_Instructions for the task_.
Your task is to transcribe all of the records exactly and leave out the pictures.

[start]

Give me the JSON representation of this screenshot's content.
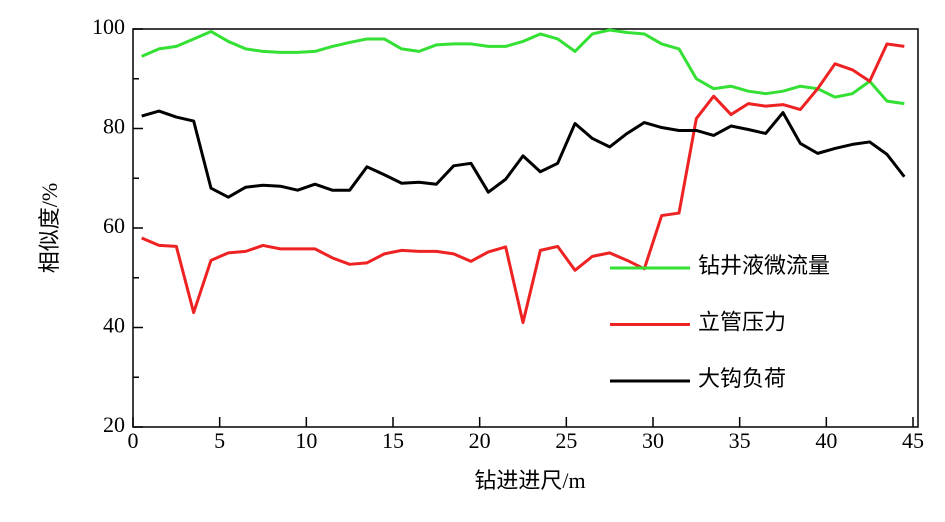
{
  "chart_data": {
    "type": "line",
    "xlabel": "钻进进尺/m",
    "ylabel": "相似度/%",
    "x": [
      0.5,
      1.5,
      2.5,
      3.5,
      4.5,
      5.5,
      6.5,
      7.5,
      8.5,
      9.5,
      10.5,
      11.5,
      12.5,
      13.5,
      14.5,
      15.5,
      16.5,
      17.5,
      18.5,
      19.5,
      20.5,
      21.5,
      22.5,
      23.5,
      24.5,
      25.5,
      26.5,
      27.5,
      28.5,
      29.5,
      30.5,
      31.5,
      32.5,
      33.5,
      34.5,
      35.5,
      36.5,
      37.5,
      38.5,
      39.5,
      40.5,
      41.5,
      42.5,
      43.5,
      44.5
    ],
    "series": [
      {
        "name": "钻井液微流量",
        "color": "#33e033",
        "values": [
          94.5,
          96,
          96.5,
          98,
          99.5,
          97.5,
          96,
          95.5,
          95.3,
          95.3,
          95.5,
          96.5,
          97.3,
          98,
          98,
          96,
          95.5,
          96.8,
          97,
          97,
          96.5,
          96.5,
          97.5,
          99,
          98,
          95.5,
          99,
          99.8,
          99.3,
          99,
          97,
          96,
          90,
          88,
          88.5,
          87.5,
          87,
          87.5,
          88.5,
          88,
          86.3,
          87,
          89.5,
          85.5,
          85
        ]
      },
      {
        "name": "立管压力",
        "color": "#ee2222",
        "values": [
          58,
          56.5,
          56.3,
          43,
          53.5,
          55,
          55.3,
          56.5,
          55.8,
          55.8,
          55.8,
          54,
          52.7,
          53,
          54.8,
          55.5,
          55.3,
          55.3,
          54.8,
          53.3,
          55.2,
          56.2,
          41,
          55.5,
          56.3,
          51.5,
          54.3,
          55,
          53.5,
          51.8,
          62.5,
          63,
          82,
          86.5,
          82.8,
          85,
          84.5,
          84.8,
          83.8,
          88,
          93,
          91.8,
          89.5,
          97,
          96.5
        ]
      },
      {
        "name": "大钩负荷",
        "color": "#000000",
        "values": [
          82.5,
          83.5,
          82.3,
          81.5,
          68,
          66.2,
          68.2,
          68.6,
          68.4,
          67.6,
          68.8,
          67.6,
          67.6,
          72.3,
          70.7,
          69,
          69.2,
          68.8,
          72.5,
          73,
          67.2,
          69.8,
          74.5,
          71.3,
          73,
          81,
          78,
          76.3,
          79,
          81.2,
          80.2,
          79.6,
          79.6,
          78.6,
          80.5,
          79.8,
          79,
          83.2,
          77,
          75,
          76,
          76.8,
          77.3,
          74.8,
          70.3
        ]
      }
    ],
    "xlim": [
      0,
      45
    ],
    "ylim": [
      20,
      100
    ],
    "xticks": [
      0,
      5,
      10,
      15,
      20,
      25,
      30,
      35,
      40,
      45
    ],
    "yticks": [
      20,
      40,
      60,
      80,
      100
    ],
    "yminorticks": [
      30,
      50,
      70,
      90
    ],
    "legend": "center right"
  }
}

[end]

_Task answer_.
Give me the JSON representation of this screenshot's content.
{
  "chart_data": {
    "type": "line",
    "xlabel": "钻进进尺/m",
    "ylabel": "相似度/%",
    "x": [
      0.5,
      1.5,
      2.5,
      3.5,
      4.5,
      5.5,
      6.5,
      7.5,
      8.5,
      9.5,
      10.5,
      11.5,
      12.5,
      13.5,
      14.5,
      15.5,
      16.5,
      17.5,
      18.5,
      19.5,
      20.5,
      21.5,
      22.5,
      23.5,
      24.5,
      25.5,
      26.5,
      27.5,
      28.5,
      29.5,
      30.5,
      31.5,
      32.5,
      33.5,
      34.5,
      35.5,
      36.5,
      37.5,
      38.5,
      39.5,
      40.5,
      41.5,
      42.5,
      43.5,
      44.5
    ],
    "series": [
      {
        "name": "钻井液微流量",
        "color": "#33e033",
        "values": [
          94.5,
          96,
          96.5,
          98,
          99.5,
          97.5,
          96,
          95.5,
          95.3,
          95.3,
          95.5,
          96.5,
          97.3,
          98,
          98,
          96,
          95.5,
          96.8,
          97,
          97,
          96.5,
          96.5,
          97.5,
          99,
          98,
          95.5,
          99,
          99.8,
          99.3,
          99,
          97,
          96,
          90,
          88,
          88.5,
          87.5,
          87,
          87.5,
          88.5,
          88,
          86.3,
          87,
          89.5,
          85.5,
          85
        ]
      },
      {
        "name": "立管压力",
        "color": "#ee2222",
        "values": [
          58,
          56.5,
          56.3,
          43,
          53.5,
          55,
          55.3,
          56.5,
          55.8,
          55.8,
          55.8,
          54,
          52.7,
          53,
          54.8,
          55.5,
          55.3,
          55.3,
          54.8,
          53.3,
          55.2,
          56.2,
          41,
          55.5,
          56.3,
          51.5,
          54.3,
          55,
          53.5,
          51.8,
          62.5,
          63,
          82,
          86.5,
          82.8,
          85,
          84.5,
          84.8,
          83.8,
          88,
          93,
          91.8,
          89.5,
          97,
          96.5
        ]
      },
      {
        "name": "大钩负荷",
        "color": "#000000",
        "values": [
          82.5,
          83.5,
          82.3,
          81.5,
          68,
          66.2,
          68.2,
          68.6,
          68.4,
          67.6,
          68.8,
          67.6,
          67.6,
          72.3,
          70.7,
          69,
          69.2,
          68.8,
          72.5,
          73,
          67.2,
          69.8,
          74.5,
          71.3,
          73,
          81,
          78,
          76.3,
          79,
          81.2,
          80.2,
          79.6,
          79.6,
          78.6,
          80.5,
          79.8,
          79,
          83.2,
          77,
          75,
          76,
          76.8,
          77.3,
          74.8,
          70.3
        ]
      }
    ],
    "xlim": [
      0,
      45
    ],
    "ylim": [
      20,
      100
    ],
    "xticks": [
      0,
      5,
      10,
      15,
      20,
      25,
      30,
      35,
      40,
      45
    ],
    "yticks": [
      20,
      40,
      60,
      80,
      100
    ],
    "yminorticks": [
      30,
      50,
      70,
      90
    ],
    "legend": "center right"
  }
}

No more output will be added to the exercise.